## Your instructions
Quote, word for word, every line starting at the line that contains "Output the text content of this document." and ending with the last line of the records; include both of these lines and no others.

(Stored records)
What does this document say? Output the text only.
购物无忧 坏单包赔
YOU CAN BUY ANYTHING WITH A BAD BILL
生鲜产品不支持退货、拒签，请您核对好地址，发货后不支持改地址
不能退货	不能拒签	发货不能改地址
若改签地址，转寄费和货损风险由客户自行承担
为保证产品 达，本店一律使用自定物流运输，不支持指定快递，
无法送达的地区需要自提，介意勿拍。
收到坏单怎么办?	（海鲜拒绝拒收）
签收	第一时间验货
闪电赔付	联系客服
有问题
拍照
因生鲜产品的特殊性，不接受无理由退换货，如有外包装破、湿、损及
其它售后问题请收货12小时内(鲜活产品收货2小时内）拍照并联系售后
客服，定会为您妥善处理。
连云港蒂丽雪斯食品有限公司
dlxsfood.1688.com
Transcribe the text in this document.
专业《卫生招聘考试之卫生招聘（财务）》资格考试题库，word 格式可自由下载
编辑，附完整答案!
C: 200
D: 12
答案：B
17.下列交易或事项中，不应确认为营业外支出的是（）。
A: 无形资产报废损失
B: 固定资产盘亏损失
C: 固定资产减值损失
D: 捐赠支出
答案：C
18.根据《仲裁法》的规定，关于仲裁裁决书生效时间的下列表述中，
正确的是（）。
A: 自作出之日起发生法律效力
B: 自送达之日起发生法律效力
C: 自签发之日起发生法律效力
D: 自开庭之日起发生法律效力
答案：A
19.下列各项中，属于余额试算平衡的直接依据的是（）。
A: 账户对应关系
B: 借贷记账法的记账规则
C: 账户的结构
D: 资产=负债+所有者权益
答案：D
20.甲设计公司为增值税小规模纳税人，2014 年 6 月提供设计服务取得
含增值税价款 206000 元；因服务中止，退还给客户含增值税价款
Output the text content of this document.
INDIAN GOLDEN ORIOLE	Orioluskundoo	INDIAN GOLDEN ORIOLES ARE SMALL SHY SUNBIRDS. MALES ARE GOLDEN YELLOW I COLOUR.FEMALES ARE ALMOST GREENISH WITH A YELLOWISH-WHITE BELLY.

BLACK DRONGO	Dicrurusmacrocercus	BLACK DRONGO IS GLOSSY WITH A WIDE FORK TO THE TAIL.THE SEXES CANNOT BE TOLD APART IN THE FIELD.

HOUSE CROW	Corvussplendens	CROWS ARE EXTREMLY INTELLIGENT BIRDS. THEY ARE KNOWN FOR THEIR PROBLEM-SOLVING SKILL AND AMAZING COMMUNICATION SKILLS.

## Result below
Output the text content of this document.
INDIAN GOLDEN ORIOLE	Orioluskundoo	INDIAN GOLDEN ORIOLES ARE SMALL SHY SUNBIRDS. MALES ARE GOLDEN YELLOW I COLOUR.FEMALES ARE ALMOST GREENISH WITH A YELLOWISH-WHITE BELLY.

BLACK DRONGO	Dicrurusmacrocercus	BLACK DRONGO IS GLOSSY WITH A WIDE FORK TO THE TAIL.THE SEXES CANNOT BE TOLD APART IN THE FIELD.

HOUSE CROW	Corvussplendens	CROWS ARE EXTREMLY INTELLIGENT BIRDS. THEY ARE KNOWN FOR THEIR PROBLEM-SOLVING SKILL AND AMAZING COMMUNICATION SKILLS.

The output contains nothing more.